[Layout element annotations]

-=-=-

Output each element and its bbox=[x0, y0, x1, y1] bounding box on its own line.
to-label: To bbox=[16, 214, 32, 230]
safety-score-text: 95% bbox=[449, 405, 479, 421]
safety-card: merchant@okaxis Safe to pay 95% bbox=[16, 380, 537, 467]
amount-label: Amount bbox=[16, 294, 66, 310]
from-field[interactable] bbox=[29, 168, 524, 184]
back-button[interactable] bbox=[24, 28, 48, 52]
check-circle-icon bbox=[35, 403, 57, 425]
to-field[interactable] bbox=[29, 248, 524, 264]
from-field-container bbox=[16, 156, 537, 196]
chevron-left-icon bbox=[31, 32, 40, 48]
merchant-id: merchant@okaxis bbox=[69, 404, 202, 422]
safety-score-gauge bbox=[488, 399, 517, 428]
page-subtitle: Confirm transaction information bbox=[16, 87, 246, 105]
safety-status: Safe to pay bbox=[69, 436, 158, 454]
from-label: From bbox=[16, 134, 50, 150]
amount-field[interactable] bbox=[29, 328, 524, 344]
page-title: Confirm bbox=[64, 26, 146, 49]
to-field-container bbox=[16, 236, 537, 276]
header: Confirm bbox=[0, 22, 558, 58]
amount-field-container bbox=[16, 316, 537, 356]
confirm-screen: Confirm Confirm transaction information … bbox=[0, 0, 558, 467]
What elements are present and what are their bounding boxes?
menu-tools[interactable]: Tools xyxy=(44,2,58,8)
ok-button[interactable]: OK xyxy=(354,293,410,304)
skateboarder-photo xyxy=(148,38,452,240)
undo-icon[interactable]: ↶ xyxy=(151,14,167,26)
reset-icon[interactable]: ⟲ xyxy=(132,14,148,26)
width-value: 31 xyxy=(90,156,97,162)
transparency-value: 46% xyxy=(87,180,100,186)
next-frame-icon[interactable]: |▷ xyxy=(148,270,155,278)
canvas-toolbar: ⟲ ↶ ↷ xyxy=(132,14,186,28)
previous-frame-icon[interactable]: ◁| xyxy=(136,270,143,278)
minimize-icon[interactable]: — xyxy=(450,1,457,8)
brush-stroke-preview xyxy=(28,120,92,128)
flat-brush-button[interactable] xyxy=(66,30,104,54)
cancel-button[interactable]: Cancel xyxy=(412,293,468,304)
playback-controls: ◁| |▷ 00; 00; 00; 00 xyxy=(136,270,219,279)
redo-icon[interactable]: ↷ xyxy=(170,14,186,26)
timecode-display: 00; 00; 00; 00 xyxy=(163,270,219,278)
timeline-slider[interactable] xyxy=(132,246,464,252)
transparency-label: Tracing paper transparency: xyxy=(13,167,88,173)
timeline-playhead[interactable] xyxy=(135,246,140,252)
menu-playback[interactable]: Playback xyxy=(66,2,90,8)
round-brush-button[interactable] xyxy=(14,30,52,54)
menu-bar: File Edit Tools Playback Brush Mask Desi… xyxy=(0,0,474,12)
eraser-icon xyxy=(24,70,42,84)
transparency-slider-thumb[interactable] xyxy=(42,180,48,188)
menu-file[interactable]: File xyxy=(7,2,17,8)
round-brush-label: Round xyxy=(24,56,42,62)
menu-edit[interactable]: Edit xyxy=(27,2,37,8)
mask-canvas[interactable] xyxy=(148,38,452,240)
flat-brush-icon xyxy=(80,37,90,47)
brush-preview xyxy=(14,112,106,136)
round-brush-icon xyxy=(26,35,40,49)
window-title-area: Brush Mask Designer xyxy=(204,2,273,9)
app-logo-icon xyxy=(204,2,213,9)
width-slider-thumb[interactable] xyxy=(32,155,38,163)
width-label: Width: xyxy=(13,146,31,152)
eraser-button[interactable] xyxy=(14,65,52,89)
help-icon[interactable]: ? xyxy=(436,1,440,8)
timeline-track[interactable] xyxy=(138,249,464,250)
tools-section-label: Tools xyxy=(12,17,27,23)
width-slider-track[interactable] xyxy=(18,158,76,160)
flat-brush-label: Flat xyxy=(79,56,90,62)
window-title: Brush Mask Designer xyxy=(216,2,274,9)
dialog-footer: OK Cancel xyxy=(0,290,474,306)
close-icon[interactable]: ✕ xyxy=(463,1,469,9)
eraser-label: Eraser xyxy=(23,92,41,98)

-=-=-

> [What is asked] Give the lines above as a JSON list of strings, one string per line, with blank lines omitted.

> [Solution to this exercise]
[
  "Output each element and its bbox=[x0, y0, x1, y1] bounding box on its own line.",
  "to-label: To bbox=[16, 214, 32, 230]",
  "safety-score-text: 95% bbox=[449, 405, 479, 421]",
  "safety-card: merchant@okaxis Safe to pay 95% bbox=[16, 380, 537, 467]",
  "amount-label: Amount bbox=[16, 294, 66, 310]",
  "from-field[interactable] bbox=[29, 168, 524, 184]",
  "back-button[interactable] bbox=[24, 28, 48, 52]",
  "check-circle-icon bbox=[35, 403, 57, 425]",
  "to-field[interactable] bbox=[29, 248, 524, 264]",
  "from-field-container bbox=[16, 156, 537, 196]",
  "chevron-left-icon bbox=[31, 32, 40, 48]",
  "merchant-id: merchant@okaxis bbox=[69, 404, 202, 422]",
  "safety-score-gauge bbox=[488, 399, 517, 428]",
  "page-subtitle: Confirm transaction information bbox=[16, 87, 246, 105]",
  "safety-status: Safe to pay bbox=[69, 436, 158, 454]",
  "from-label: From bbox=[16, 134, 50, 150]",
  "amount-field[interactable] bbox=[29, 328, 524, 344]",
  "page-title: Confirm bbox=[64, 26, 146, 49]",
  "to-field-container bbox=[16, 236, 537, 276]",
  "header: Confirm bbox=[0, 22, 558, 58]",
  "amount-field-container bbox=[16, 316, 537, 356]",
  "confirm-screen: Confirm Confirm transaction information … bbox=[0, 0, 558, 467]",
  "What elements are present and what are their bounding boxes?",
  "menu-tools[interactable]: Tools xyxy=(44,2,58,8)",
  "ok-button[interactable]: OK xyxy=(354,293,410,304)",
  "skateboarder-photo xyxy=(148,38,452,240)",
  "undo-icon[interactable]: ↶ xyxy=(151,14,167,26)",
  "reset-icon[interactable]: ⟲ xyxy=(132,14,148,26)",
  "width-value: 31 xyxy=(90,156,97,162)",
  "transparency-value: 46% xyxy=(87,180,100,186)",
  "next-frame-icon[interactable]: |▷ xyxy=(148,270,155,278)",
  "canvas-toolbar: ⟲ ↶ ↷ xyxy=(132,14,186,28)",
  "previous-frame-icon[interactable]: ◁| xyxy=(136,270,143,278)",
  "minimize-icon[interactable]: — xyxy=(450,1,457,8)",
  "brush-stroke-preview xyxy=(28,120,92,128)",
  "flat-brush-button[interactable] xyxy=(66,30,104,54)",
  "cancel-button[interactable]: Cancel xyxy=(412,293,468,304)",
  "playback-controls: ◁| |▷ 00; 00; 00; 00 xyxy=(136,270,219,279)",
  "redo-icon[interactable]: ↷ xyxy=(170,14,186,26)",
  "timecode-display: 00; 00; 00; 00 xyxy=(163,270,219,278)",
  "timeline-slider[interactable] xyxy=(132,246,464,252)",
  "transparency-label: Tracing paper transparency: xyxy=(13,167,88,173)",
  "timeline-playhead[interactable] xyxy=(135,246,140,252)",
  "menu-playback[interactable]: Playback xyxy=(66,2,90,8)",
  "round-brush-button[interactable] xyxy=(14,30,52,54)",
  "menu-bar: File Edit Tools Playback Brush Mask Desi… xyxy=(0,0,474,12)",
  "eraser-icon xyxy=(24,70,42,84)",
  "transparency-slider-thumb[interactable] xyxy=(42,180,48,188)",
  "menu-file[interactable]: File xyxy=(7,2,17,8)",
  "round-brush-label: Round xyxy=(24,56,42,62)",
  "menu-edit[interactable]: Edit xyxy=(27,2,37,8)",
  "mask-canvas[interactable] xyxy=(148,38,452,240)",
  "flat-brush-icon xyxy=(80,37,90,47)",
  "brush-preview xyxy=(14,112,106,136)",
  "round-brush-icon xyxy=(26,35,40,49)",
  "window-title-area: Brush Mask Designer xyxy=(204,2,273,9)",
  "app-logo-icon xyxy=(204,2,213,9)",
  "width-slider-thumb[interactable] xyxy=(32,155,38,163)",
  "width-label: Width: xyxy=(13,146,31,152)",
  "eraser-button[interactable] xyxy=(14,65,52,89)",
  "help-icon[interactable]: ? xyxy=(436,1,440,8)",
  "timeline-track[interactable] xyxy=(138,249,464,250)",
  "tools-section-label: Tools xyxy=(12,17,27,23)",
  "width-slider-track[interactable] xyxy=(18,158,76,160)",
  "flat-brush-label: Flat xyxy=(79,56,90,62)",
  "window-title: Brush Mask Designer xyxy=(216,2,274,9)",
  "dialog-footer: OK Cancel xyxy=(0,290,474,306)",
  "close-icon[interactable]: ✕ xyxy=(463,1,469,9)",
  "eraser-label: Eraser xyxy=(23,92,41,98)"
]